*WHAT YOU HAVE TO DO*: Give only the number of lines in the data that contain the word "name".

A block of data:
= = = =

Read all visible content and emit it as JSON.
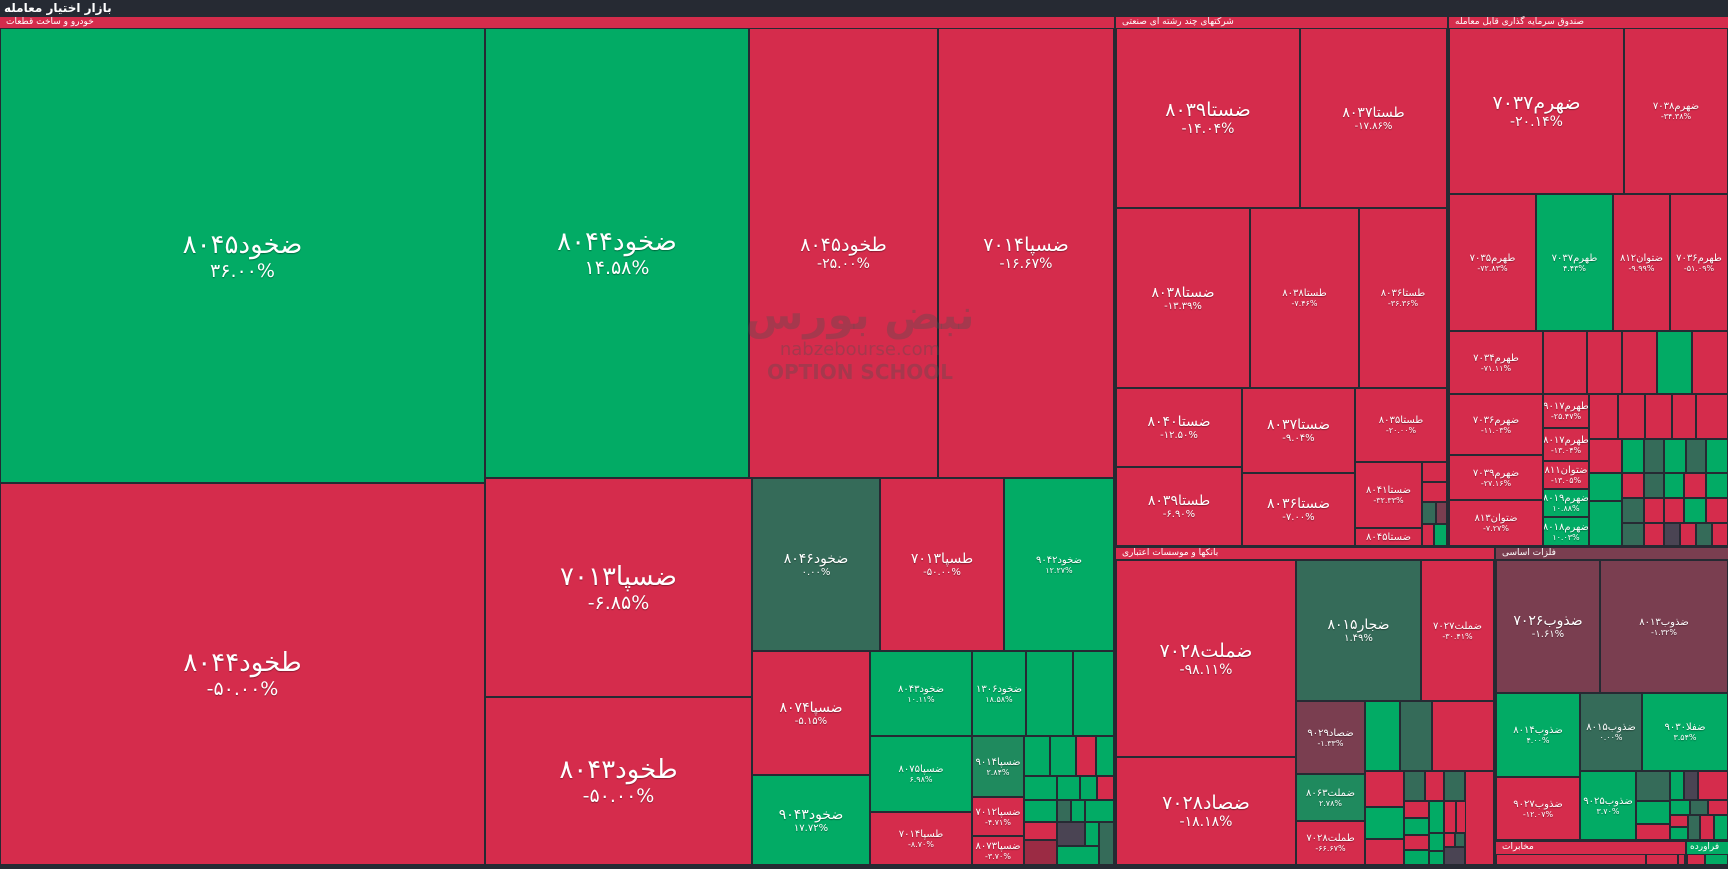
{
  "title": "بازار اختیار معامله",
  "watermark": {
    "logo": "نبض بورس",
    "site": "nabzebourse.com",
    "school": "OPTION SCHOOL"
  },
  "colors": {
    "negative": "#d52c4c",
    "positive": "#02ab65",
    "neutral": "#356b59",
    "slight_negative": "#7a3e50",
    "background": "#262a33"
  },
  "autos": {
    "name": "خودرو و ساخت قطعات",
    "tiles": [
      {
        "symbol": "ضخود۸۰۴۵",
        "change": "۳۶.۰۰%"
      },
      {
        "symbol": "ضخود۸۰۴۴",
        "change": "۱۴.۵۸%"
      },
      {
        "symbol": "طخود۸۰۴۵",
        "change": "-۲۵.۰۰%"
      },
      {
        "symbol": "ضسپا۷۰۱۴",
        "change": "-۱۶.۶۷%"
      },
      {
        "symbol": "طخود۸۰۴۴",
        "change": "-۵۰.۰۰%"
      },
      {
        "symbol": "ضسپا۷۰۱۳",
        "change": "-۶.۸۵%"
      },
      {
        "symbol": "طخود۸۰۴۳",
        "change": "-۵۰.۰۰%"
      },
      {
        "symbol": "ضخود۸۰۴۶",
        "change": "۰.۰۰%"
      },
      {
        "symbol": "طسپا۷۰۱۳",
        "change": "-۵۰.۰۰%"
      },
      {
        "symbol": "ضخود۹۰۴۲",
        "change": "۱۲.۲۷%"
      },
      {
        "symbol": "ضسپا۸۰۷۴",
        "change": "-۵.۱۵%"
      },
      {
        "symbol": "ضخود۹۰۴۳",
        "change": "۱۷.۷۲%"
      },
      {
        "symbol": "ضخود۸۰۴۳",
        "change": "۱۰.۱۱%"
      },
      {
        "symbol": "ضسپا۸۰۷۵",
        "change": "۶.۹۸%"
      },
      {
        "symbol": "طسپا۷۰۱۴",
        "change": "-۸.۷۰%"
      },
      {
        "symbol": "ضخود۱۳۰۶",
        "change": "۱۸.۵۸%"
      },
      {
        "symbol": "ضسپا۹۰۱۴",
        "change": "۲.۸۴%"
      },
      {
        "symbol": "ضسپا۷۰۱۲",
        "change": "-۴.۷۱%"
      },
      {
        "symbol": "ضسپا۸۰۷۳",
        "change": "-۳.۷۰%"
      }
    ]
  },
  "industrial": {
    "name": "شرکتهای چند رشته ای صنعتی",
    "tiles": [
      {
        "symbol": "ضستا۸۰۳۹",
        "change": "-۱۴.۰۴%"
      },
      {
        "symbol": "طستا۸۰۳۷",
        "change": "-۱۷.۸۶%"
      },
      {
        "symbol": "ضستا۸۰۳۸",
        "change": "-۱۳.۳۹%"
      },
      {
        "symbol": "طستا۸۰۳۸",
        "change": "-۷.۴۶%"
      },
      {
        "symbol": "طستا۸۰۳۶",
        "change": "-۳۶.۳۶%"
      },
      {
        "symbol": "ضستا۸۰۴۰",
        "change": "-۱۲.۵۰%"
      },
      {
        "symbol": "طستا۸۰۳۹",
        "change": "-۶.۹۰%"
      },
      {
        "symbol": "ضستا۸۰۳۷",
        "change": "-۹.۰۴%"
      },
      {
        "symbol": "ضستا۸۰۳۶",
        "change": "-۷.۰۰%"
      },
      {
        "symbol": "طستا۸۰۳۵",
        "change": "-۲۰.۰۰%"
      },
      {
        "symbol": "ضستا۸۰۴۱",
        "change": "-۳۲.۳۳%"
      },
      {
        "symbol": "ضستا۸۰۴۵",
        "change": ""
      }
    ]
  },
  "etf": {
    "name": "صندوق سرمایه گذاری قابل معامله",
    "tiles": [
      {
        "symbol": "ضهرم۷۰۳۷",
        "change": "-۲۰.۱۴%"
      },
      {
        "symbol": "ضهرم۷۰۳۸",
        "change": "-۳۴.۳۸%"
      },
      {
        "symbol": "طهرم۷۰۳۵",
        "change": "-۷۲.۸۳%"
      },
      {
        "symbol": "طهرم۷۰۳۷",
        "change": "۴.۴۳%"
      },
      {
        "symbol": "ضتوان۸۱۲",
        "change": "-۹.۹۹%"
      },
      {
        "symbol": "طهرم۷۰۳۶",
        "change": "-۵۱.۰۹%"
      },
      {
        "symbol": "طهرم۷۰۳۴",
        "change": "-۷۱.۱۱%"
      },
      {
        "symbol": "ضهرم۷۰۳۶",
        "change": "-۱۱.۰۳%"
      },
      {
        "symbol": "ضهرم۷۰۳۹",
        "change": "-۲۷.۱۶%"
      },
      {
        "symbol": "ضتوان۸۱۳",
        "change": "-۷.۲۷%"
      },
      {
        "symbol": "طهرم۹۰۱۷",
        "change": "-۲۵.۴۷%"
      },
      {
        "symbol": "طهرم۸۰۱۷",
        "change": "-۱۳.۰۴%"
      },
      {
        "symbol": "ضتوان۸۱۱",
        "change": "-۱۳.۰۵%"
      },
      {
        "symbol": "ضهرم۸۰۱۹",
        "change": "۱۰.۸۸%"
      },
      {
        "symbol": "ضهرم۸۰۱۸",
        "change": "۱۰.۰۳%"
      }
    ]
  },
  "banks": {
    "name": "بانکها و موسسات اعتباری",
    "tiles": [
      {
        "symbol": "ضملت۷۰۲۸",
        "change": "-۹۸.۱۱%"
      },
      {
        "symbol": "ضصاد۷۰۲۸",
        "change": "-۱۸.۱۸%"
      },
      {
        "symbol": "ضجار۸۰۱۵",
        "change": "۱.۴۹%"
      },
      {
        "symbol": "ضملت۷۰۲۷",
        "change": "-۳۰.۴۱%"
      },
      {
        "symbol": "ضصاد۹۰۲۹",
        "change": "-۱.۳۳%"
      },
      {
        "symbol": "ضملت۸۰۶۳",
        "change": "۲.۷۸%"
      },
      {
        "symbol": "طملت۷۰۲۸",
        "change": "-۶۶.۶۷%"
      }
    ]
  },
  "metals": {
    "name": "فلزات اساسی",
    "tiles": [
      {
        "symbol": "ضذوب۷۰۲۶",
        "change": "-۱.۶۱%"
      },
      {
        "symbol": "ضذوب۸۰۱۳",
        "change": "-۱.۳۲%"
      },
      {
        "symbol": "ضذوب۸۰۱۴",
        "change": "۴.۰۰%"
      },
      {
        "symbol": "ضذوب۸۰۱۵",
        "change": "۰.۰۰%"
      },
      {
        "symbol": "ضفلا۹۰۳۰",
        "change": "۳.۵۴%"
      },
      {
        "symbol": "ضذوب۹۰۲۷",
        "change": "-۱۲.۰۷%"
      },
      {
        "symbol": "ضذوب۹۰۲۵",
        "change": "۳.۷۰%"
      }
    ]
  },
  "telecom": {
    "name": "مخابرات"
  },
  "refinery": {
    "name": "فراورده"
  }
}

= = = =

*COMPLETED EXERCISE*: 7